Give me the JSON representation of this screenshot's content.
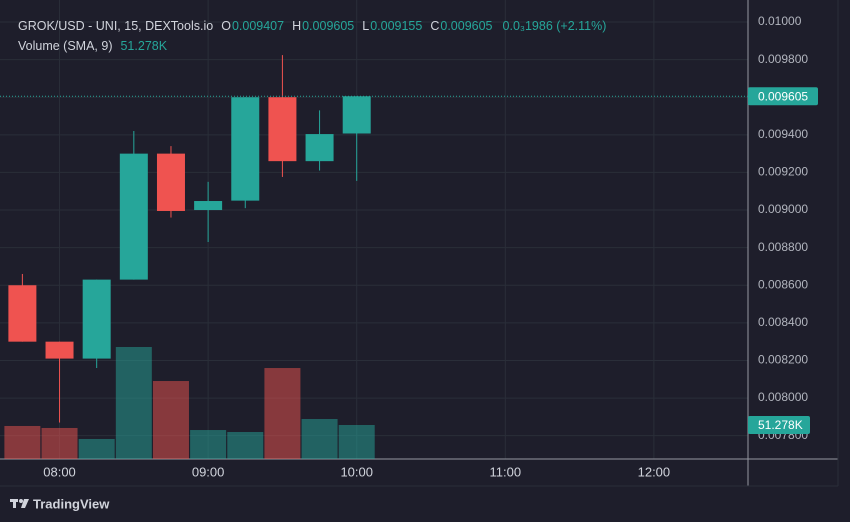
{
  "chart_data": {
    "type": "candlestick",
    "title": "GROK/USD - UNI, 15, DEXTools.io",
    "ohlc_legend": [
      {
        "label": "O",
        "value": 0.009407
      },
      {
        "label": "H",
        "value": 0.009605
      },
      {
        "label": "L",
        "value": 0.009155
      },
      {
        "label": "C",
        "value": 0.009605
      }
    ],
    "change": "0.0₃1986 (+2.11%)",
    "volume_title": "Volume (SMA, 9)",
    "volume_value_label": "51.278K",
    "x": [
      "07:45",
      "08:00",
      "08:15",
      "08:30",
      "08:45",
      "09:00",
      "09:15",
      "09:30",
      "09:45",
      "10:00"
    ],
    "open": [
      0.0086,
      0.0083,
      0.00821,
      0.00863,
      0.0093,
      0.009,
      0.00905,
      0.0096,
      0.00926,
      0.009407
    ],
    "high": [
      0.00866,
      0.0083,
      0.00863,
      0.00942,
      0.00934,
      0.00915,
      0.0096,
      0.009824,
      0.00953,
      0.009605
    ],
    "low": [
      0.0083,
      0.00787,
      0.00816,
      0.00863,
      0.00896,
      0.00883,
      0.00901,
      0.009176,
      0.00921,
      0.009155
    ],
    "close": [
      0.0083,
      0.00821,
      0.00863,
      0.0093,
      0.008995,
      0.009048,
      0.0096,
      0.00926,
      0.009404,
      0.009605
    ],
    "volume": [
      49.8,
      46.8,
      30.2,
      168.9,
      117.6,
      43.7,
      40.7,
      137.2,
      60.3,
      51.278
    ],
    "up_color": "#26a69a",
    "down_color": "#ef5350",
    "xlim": [
      "07:40",
      "12:38"
    ],
    "xticks": [
      "08:00",
      "09:00",
      "10:00",
      "11:00",
      "12:00"
    ],
    "ylim": [
      0.007676,
      0.010117
    ],
    "yticks": [
      {
        "value": 0.0078,
        "label": "0.007800"
      },
      {
        "value": 0.008,
        "label": "0.008000"
      },
      {
        "value": 0.0082,
        "label": "0.008200"
      },
      {
        "value": 0.0084,
        "label": "0.008400"
      },
      {
        "value": 0.0086,
        "label": "0.008600"
      },
      {
        "value": 0.0088,
        "label": "0.008800"
      },
      {
        "value": 0.009,
        "label": "0.009000"
      },
      {
        "value": 0.0092,
        "label": "0.009200"
      },
      {
        "value": 0.0094,
        "label": "0.009400"
      },
      {
        "value": 0.0096,
        "label": "0.009600"
      },
      {
        "value": 0.0098,
        "label": "0.009800"
      },
      {
        "value": 0.01,
        "label": "0.01000"
      }
    ],
    "grid": true,
    "footer": "TradingView"
  }
}
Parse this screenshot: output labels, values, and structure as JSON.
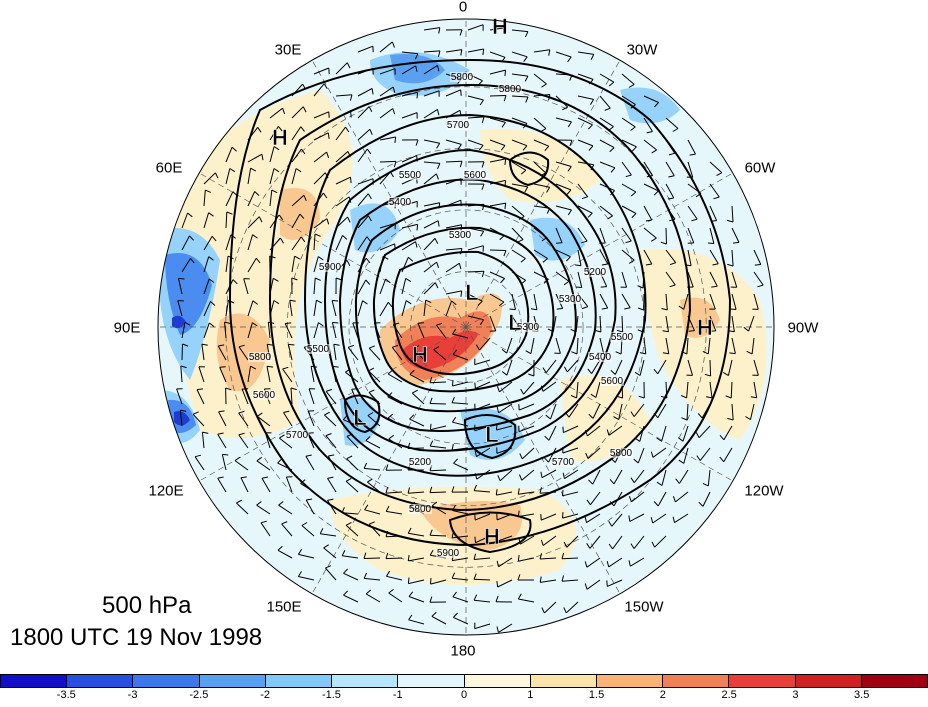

* _WHAT IS NEEDED_: Copy the material above in full and exactly, skipping pictures.

* _COMPLETED TASK_:
Give me the JSON representation of this screenshot's content.
{
  "chart_data": {
    "type": "candlestick",
    "title": "GROK/USD - UNI, 15, DEXTools.io",
    "ohlc_legend": [
      {
        "label": "O",
        "value": 0.009407
      },
      {
        "label": "H",
        "value": 0.009605
      },
      {
        "label": "L",
        "value": 0.009155
      },
      {
        "label": "C",
        "value": 0.009605
      }
    ],
    "change": "0.0₃1986 (+2.11%)",
    "volume_title": "Volume (SMA, 9)",
    "volume_value_label": "51.278K",
    "x": [
      "07:45",
      "08:00",
      "08:15",
      "08:30",
      "08:45",
      "09:00",
      "09:15",
      "09:30",
      "09:45",
      "10:00"
    ],
    "open": [
      0.0086,
      0.0083,
      0.00821,
      0.00863,
      0.0093,
      0.009,
      0.00905,
      0.0096,
      0.00926,
      0.009407
    ],
    "high": [
      0.00866,
      0.0083,
      0.00863,
      0.00942,
      0.00934,
      0.00915,
      0.0096,
      0.009824,
      0.00953,
      0.009605
    ],
    "low": [
      0.0083,
      0.00787,
      0.00816,
      0.00863,
      0.00896,
      0.00883,
      0.00901,
      0.009176,
      0.00921,
      0.009155
    ],
    "close": [
      0.0083,
      0.00821,
      0.00863,
      0.0093,
      0.008995,
      0.009048,
      0.0096,
      0.00926,
      0.009404,
      0.009605
    ],
    "volume": [
      49.8,
      46.8,
      30.2,
      168.9,
      117.6,
      43.7,
      40.7,
      137.2,
      60.3,
      51.278
    ],
    "up_color": "#26a69a",
    "down_color": "#ef5350",
    "xlim": [
      "07:40",
      "12:38"
    ],
    "xticks": [
      "08:00",
      "09:00",
      "10:00",
      "11:00",
      "12:00"
    ],
    "ylim": [
      0.007676,
      0.010117
    ],
    "yticks": [
      {
        "value": 0.0078,
        "label": "0.007800"
      },
      {
        "value": 0.008,
        "label": "0.008000"
      },
      {
        "value": 0.0082,
        "label": "0.008200"
      },
      {
        "value": 0.0084,
        "label": "0.008400"
      },
      {
        "value": 0.0086,
        "label": "0.008600"
      },
      {
        "value": 0.0088,
        "label": "0.008800"
      },
      {
        "value": 0.009,
        "label": "0.009000"
      },
      {
        "value": 0.0092,
        "label": "0.009200"
      },
      {
        "value": 0.0094,
        "label": "0.009400"
      },
      {
        "value": 0.0096,
        "label": "0.009600"
      },
      {
        "value": 0.0098,
        "label": "0.009800"
      },
      {
        "value": 0.01,
        "label": "0.01000"
      }
    ],
    "grid": true,
    "footer": "TradingView"
  }
}
Parse this screenshot: output labels, values, and structure as JSON.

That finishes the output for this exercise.